What is expected: Repeat the whole listing below, word for word.

Extracted data entries:
__________

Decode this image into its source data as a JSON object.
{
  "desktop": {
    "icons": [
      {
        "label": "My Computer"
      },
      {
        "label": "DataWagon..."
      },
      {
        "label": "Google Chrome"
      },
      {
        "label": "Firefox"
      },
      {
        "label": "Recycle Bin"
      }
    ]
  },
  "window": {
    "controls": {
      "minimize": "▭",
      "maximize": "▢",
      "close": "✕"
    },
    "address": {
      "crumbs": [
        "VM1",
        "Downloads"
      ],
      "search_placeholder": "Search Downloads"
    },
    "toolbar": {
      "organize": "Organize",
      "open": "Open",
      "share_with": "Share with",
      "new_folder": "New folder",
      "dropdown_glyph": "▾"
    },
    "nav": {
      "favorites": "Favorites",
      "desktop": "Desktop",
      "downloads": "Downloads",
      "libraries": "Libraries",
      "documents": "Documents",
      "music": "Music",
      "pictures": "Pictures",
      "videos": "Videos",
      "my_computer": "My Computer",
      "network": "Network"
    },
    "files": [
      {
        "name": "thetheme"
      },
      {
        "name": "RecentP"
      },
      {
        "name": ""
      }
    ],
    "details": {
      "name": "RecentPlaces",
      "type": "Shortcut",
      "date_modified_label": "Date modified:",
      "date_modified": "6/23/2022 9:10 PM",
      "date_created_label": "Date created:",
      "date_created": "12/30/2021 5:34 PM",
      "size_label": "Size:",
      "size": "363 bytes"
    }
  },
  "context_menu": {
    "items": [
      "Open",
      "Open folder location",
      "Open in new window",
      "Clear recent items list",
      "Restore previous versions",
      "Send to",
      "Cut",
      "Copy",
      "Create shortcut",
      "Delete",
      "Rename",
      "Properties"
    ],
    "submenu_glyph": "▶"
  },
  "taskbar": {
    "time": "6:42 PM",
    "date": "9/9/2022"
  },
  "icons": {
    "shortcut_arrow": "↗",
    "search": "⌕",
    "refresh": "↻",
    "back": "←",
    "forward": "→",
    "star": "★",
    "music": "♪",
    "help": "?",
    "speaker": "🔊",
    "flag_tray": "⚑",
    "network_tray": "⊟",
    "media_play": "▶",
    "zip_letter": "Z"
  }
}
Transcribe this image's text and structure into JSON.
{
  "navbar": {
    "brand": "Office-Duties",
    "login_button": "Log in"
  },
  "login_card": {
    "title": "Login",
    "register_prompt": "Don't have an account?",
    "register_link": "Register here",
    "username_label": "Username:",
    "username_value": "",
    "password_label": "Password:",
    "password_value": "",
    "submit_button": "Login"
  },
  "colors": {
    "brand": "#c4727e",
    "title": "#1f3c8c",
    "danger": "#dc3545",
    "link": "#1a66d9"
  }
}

__________

Correct answer:
Decode this image into its source data as a JSON object.
{
  "desktop": {
    "icons": [
      {
        "label": "My Computer"
      },
      {
        "label": "DataWagon..."
      },
      {
        "label": "Google Chrome"
      },
      {
        "label": "Firefox"
      },
      {
        "label": "Recycle Bin"
      }
    ]
  },
  "window": {
    "controls": {
      "minimize": "▭",
      "maximize": "▢",
      "close": "✕"
    },
    "address": {
      "crumbs": [
        "VM1",
        "Downloads"
      ],
      "search_placeholder": "Search Downloads"
    },
    "toolbar": {
      "organize": "Organize",
      "open": "Open",
      "share_with": "Share with",
      "new_folder": "New folder",
      "dropdown_glyph": "▾"
    },
    "nav": {
      "favorites": "Favorites",
      "desktop": "Desktop",
      "downloads": "Downloads",
      "libraries": "Libraries",
      "documents": "Documents",
      "music": "Music",
      "pictures": "Pictures",
      "videos": "Videos",
      "my_computer": "My Computer",
      "network": "Network"
    },
    "files": [
      {
        "name": "thetheme"
      },
      {
        "name": "RecentP"
      },
      {
        "name": ""
      }
    ],
    "details": {
      "name": "RecentPlaces",
      "type": "Shortcut",
      "date_modified_label": "Date modified:",
      "date_modified": "6/23/2022 9:10 PM",
      "date_created_label": "Date created:",
      "date_created": "12/30/2021 5:34 PM",
      "size_label": "Size:",
      "size": "363 bytes"
    }
  },
  "context_menu": {
    "items": [
      "Open",
      "Open folder location",
      "Open in new window",
      "Clear recent items list",
      "Restore previous versions",
      "Send to",
      "Cut",
      "Copy",
      "Create shortcut",
      "Delete",
      "Rename",
      "Properties"
    ],
    "submenu_glyph": "▶"
  },
  "taskbar": {
    "time": "6:42 PM",
    "date": "9/9/2022"
  },
  "icons": {
    "shortcut_arrow": "↗",
    "search": "⌕",
    "refresh": "↻",
    "back": "←",
    "forward": "→",
    "star": "★",
    "music": "♪",
    "help": "?",
    "speaker": "🔊",
    "flag_tray": "⚑",
    "network_tray": "⊟",
    "media_play": "▶",
    "zip_letter": "Z"
  }
}
Transcribe this image's text and structure into JSON.
{
  "navbar": {
    "brand": "Office-Duties",
    "login_button": "Log in"
  },
  "login_card": {
    "title": "Login",
    "register_prompt": "Don't have an account?",
    "register_link": "Register here",
    "username_label": "Username:",
    "username_value": "",
    "password_label": "Password:",
    "password_value": "",
    "submit_button": "Login"
  },
  "colors": {
    "brand": "#c4727e",
    "title": "#1f3c8c",
    "danger": "#dc3545",
    "link": "#1a66d9"
  }
}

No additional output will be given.